Direction: Output every record word for word.
═══
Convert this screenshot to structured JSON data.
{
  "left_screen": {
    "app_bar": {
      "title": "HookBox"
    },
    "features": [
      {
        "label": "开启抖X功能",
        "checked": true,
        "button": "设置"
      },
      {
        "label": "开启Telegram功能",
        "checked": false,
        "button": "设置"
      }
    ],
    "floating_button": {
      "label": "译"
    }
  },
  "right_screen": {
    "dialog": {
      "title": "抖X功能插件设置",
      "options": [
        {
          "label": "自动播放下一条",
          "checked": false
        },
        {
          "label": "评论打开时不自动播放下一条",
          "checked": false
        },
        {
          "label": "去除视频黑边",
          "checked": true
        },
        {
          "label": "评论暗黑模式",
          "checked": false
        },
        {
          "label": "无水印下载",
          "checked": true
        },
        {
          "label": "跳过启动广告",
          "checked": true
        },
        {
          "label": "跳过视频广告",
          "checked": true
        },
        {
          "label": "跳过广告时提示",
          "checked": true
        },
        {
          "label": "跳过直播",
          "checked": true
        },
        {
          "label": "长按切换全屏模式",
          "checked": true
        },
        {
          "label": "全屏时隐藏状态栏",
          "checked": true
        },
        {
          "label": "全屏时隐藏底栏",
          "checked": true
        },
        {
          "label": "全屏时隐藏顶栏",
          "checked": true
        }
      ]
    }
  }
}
═══
Expected answer:
Convert this screenshot to structured JSON data.
{
  "left_screen": {
    "app_bar": {
      "title": "HookBox"
    },
    "features": [
      {
        "label": "开启抖X功能",
        "checked": true,
        "button": "设置"
      },
      {
        "label": "开启Telegram功能",
        "checked": false,
        "button": "设置"
      }
    ],
    "floating_button": {
      "label": "译"
    }
  },
  "right_screen": {
    "dialog": {
      "title": "抖X功能插件设置",
      "options": [
        {
          "label": "自动播放下一条",
          "checked": false
        },
        {
          "label": "评论打开时不自动播放下一条",
          "checked": false
        },
        {
          "label": "去除视频黑边",
          "checked": true
        },
        {
          "label": "评论暗黑模式",
          "checked": false
        },
        {
          "label": "无水印下载",
          "checked": true
        },
        {
          "label": "跳过启动广告",
          "checked": true
        },
        {
          "label": "跳过视频广告",
          "checked": true
        },
        {
          "label": "跳过广告时提示",
          "checked": true
        },
        {
          "label": "跳过直播",
          "checked": true
        },
        {
          "label": "长按切换全屏模式",
          "checked": true
        },
        {
          "label": "全屏时隐藏状态栏",
          "checked": true
        },
        {
          "label": "全屏时隐藏底栏",
          "checked": true
        },
        {
          "label": "全屏时隐藏顶栏",
          "checked": true
        }
      ]
    }
  }
}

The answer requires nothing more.